WHAT YOU HAVE TO DO ▸ Check every line below for the word "This" and copy the ones that have it.

DATA FOR PROCESSING ▸
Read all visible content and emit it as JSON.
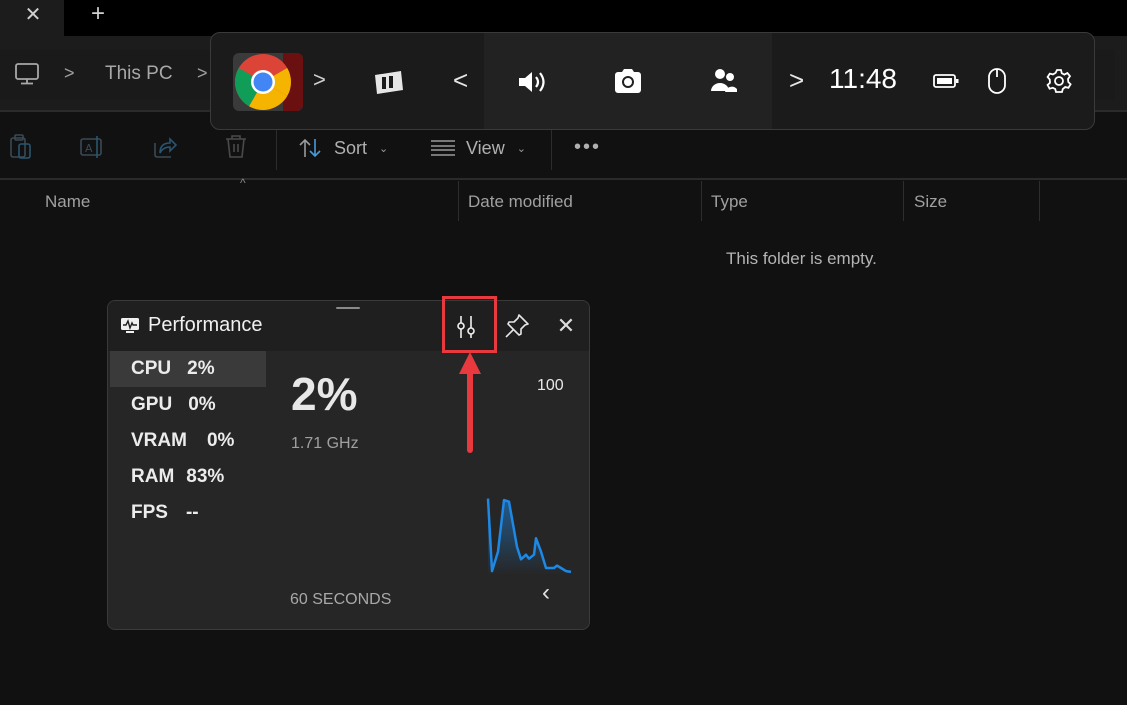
{
  "explorer": {
    "tab_close_icon": "close-icon",
    "new_tab_icon": "plus-icon",
    "breadcrumb": [
      "This PC"
    ],
    "breadcrumb_sep": ">",
    "toolbar": {
      "sort_label": "Sort",
      "view_label": "View",
      "more_label": "•••",
      "chevron": "⌄"
    },
    "columns": [
      "Name",
      "Date modified",
      "Type",
      "Size"
    ],
    "sort_caret": "^",
    "empty_message": "This folder is empty."
  },
  "gamebar": {
    "time": "11:48",
    "expand_glyph": ">",
    "back_glyph": "<",
    "next_glyph": ">"
  },
  "performance": {
    "title": "Performance",
    "metrics": [
      {
        "label": "CPU",
        "value": "2%"
      },
      {
        "label": "GPU",
        "value": "0%"
      },
      {
        "label": "VRAM",
        "value": "0%"
      },
      {
        "label": "RAM",
        "value": "83%"
      },
      {
        "label": "FPS",
        "value": "--"
      }
    ],
    "selected_metric": "CPU",
    "big_value": "2%",
    "frequency": "1.71 GHz",
    "max_label": "100",
    "time_window_label": "60 SECONDS",
    "close_glyph": "✕",
    "collapse_glyph": "‹",
    "accent_color": "#1e88e5",
    "graph_values": [
      98,
      5,
      30,
      96,
      94,
      36,
      20,
      26,
      21,
      26,
      47,
      30,
      9,
      9,
      12,
      9,
      5,
      4
    ]
  },
  "annotation": {
    "color": "#e8393f"
  }
}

SOLUTION BELOW ▸
      "This PC"
    "empty_message": "This folder is empty."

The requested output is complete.